--- Brief ---
Please give the listing again, word for word, with nothing left out.

--- Provided data ---

↓

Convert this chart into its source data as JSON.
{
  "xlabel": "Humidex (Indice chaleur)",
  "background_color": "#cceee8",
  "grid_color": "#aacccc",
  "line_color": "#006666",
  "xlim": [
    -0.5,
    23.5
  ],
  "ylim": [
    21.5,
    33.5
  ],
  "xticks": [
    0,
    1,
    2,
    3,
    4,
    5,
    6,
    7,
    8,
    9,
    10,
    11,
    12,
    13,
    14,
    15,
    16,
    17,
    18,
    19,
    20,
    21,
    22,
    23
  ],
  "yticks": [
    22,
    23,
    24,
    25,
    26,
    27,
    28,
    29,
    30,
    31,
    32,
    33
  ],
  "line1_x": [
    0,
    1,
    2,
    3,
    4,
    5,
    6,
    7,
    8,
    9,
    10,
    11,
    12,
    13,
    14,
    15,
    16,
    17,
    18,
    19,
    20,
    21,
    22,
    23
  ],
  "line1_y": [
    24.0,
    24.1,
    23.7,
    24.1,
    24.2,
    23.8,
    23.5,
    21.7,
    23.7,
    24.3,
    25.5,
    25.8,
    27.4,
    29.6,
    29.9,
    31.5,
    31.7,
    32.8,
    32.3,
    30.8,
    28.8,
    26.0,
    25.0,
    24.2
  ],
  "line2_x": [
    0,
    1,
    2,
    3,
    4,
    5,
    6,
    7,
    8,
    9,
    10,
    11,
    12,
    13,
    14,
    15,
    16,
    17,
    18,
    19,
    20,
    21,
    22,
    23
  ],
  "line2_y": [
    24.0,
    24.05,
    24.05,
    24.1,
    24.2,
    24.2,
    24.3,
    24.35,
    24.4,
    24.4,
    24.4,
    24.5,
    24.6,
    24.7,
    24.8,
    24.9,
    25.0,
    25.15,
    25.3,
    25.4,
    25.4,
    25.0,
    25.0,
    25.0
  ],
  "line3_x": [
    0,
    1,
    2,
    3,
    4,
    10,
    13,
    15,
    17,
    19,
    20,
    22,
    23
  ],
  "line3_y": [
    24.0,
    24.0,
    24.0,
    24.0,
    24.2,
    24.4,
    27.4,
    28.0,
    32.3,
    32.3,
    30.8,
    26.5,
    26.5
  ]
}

↑

--- Solution to the problem ---
Convert this chart into its source data as JSON.
{
  "xlabel": "Humidex (Indice chaleur)",
  "background_color": "#cceee8",
  "grid_color": "#aacccc",
  "line_color": "#006666",
  "xlim": [
    -0.5,
    23.5
  ],
  "ylim": [
    21.5,
    33.5
  ],
  "xticks": [
    0,
    1,
    2,
    3,
    4,
    5,
    6,
    7,
    8,
    9,
    10,
    11,
    12,
    13,
    14,
    15,
    16,
    17,
    18,
    19,
    20,
    21,
    22,
    23
  ],
  "yticks": [
    22,
    23,
    24,
    25,
    26,
    27,
    28,
    29,
    30,
    31,
    32,
    33
  ],
  "line1_x": [
    0,
    1,
    2,
    3,
    4,
    5,
    6,
    7,
    8,
    9,
    10,
    11,
    12,
    13,
    14,
    15,
    16,
    17,
    18,
    19,
    20,
    21,
    22,
    23
  ],
  "line1_y": [
    24.0,
    24.1,
    23.7,
    24.1,
    24.2,
    23.8,
    23.5,
    21.7,
    23.7,
    24.3,
    25.5,
    25.8,
    27.4,
    29.6,
    29.9,
    31.5,
    31.7,
    32.8,
    32.3,
    30.8,
    28.8,
    26.0,
    25.0,
    24.2
  ],
  "line2_x": [
    0,
    1,
    2,
    3,
    4,
    5,
    6,
    7,
    8,
    9,
    10,
    11,
    12,
    13,
    14,
    15,
    16,
    17,
    18,
    19,
    20,
    21,
    22,
    23
  ],
  "line2_y": [
    24.0,
    24.05,
    24.05,
    24.1,
    24.2,
    24.2,
    24.3,
    24.35,
    24.4,
    24.4,
    24.4,
    24.5,
    24.6,
    24.7,
    24.8,
    24.9,
    25.0,
    25.15,
    25.3,
    25.4,
    25.4,
    25.0,
    25.0,
    25.0
  ],
  "line3_x": [
    0,
    1,
    2,
    3,
    4,
    10,
    13,
    15,
    17,
    19,
    20,
    22,
    23
  ],
  "line3_y": [
    24.0,
    24.0,
    24.0,
    24.0,
    24.2,
    24.4,
    27.4,
    28.0,
    32.3,
    32.3,
    30.8,
    26.5,
    26.5
  ]
}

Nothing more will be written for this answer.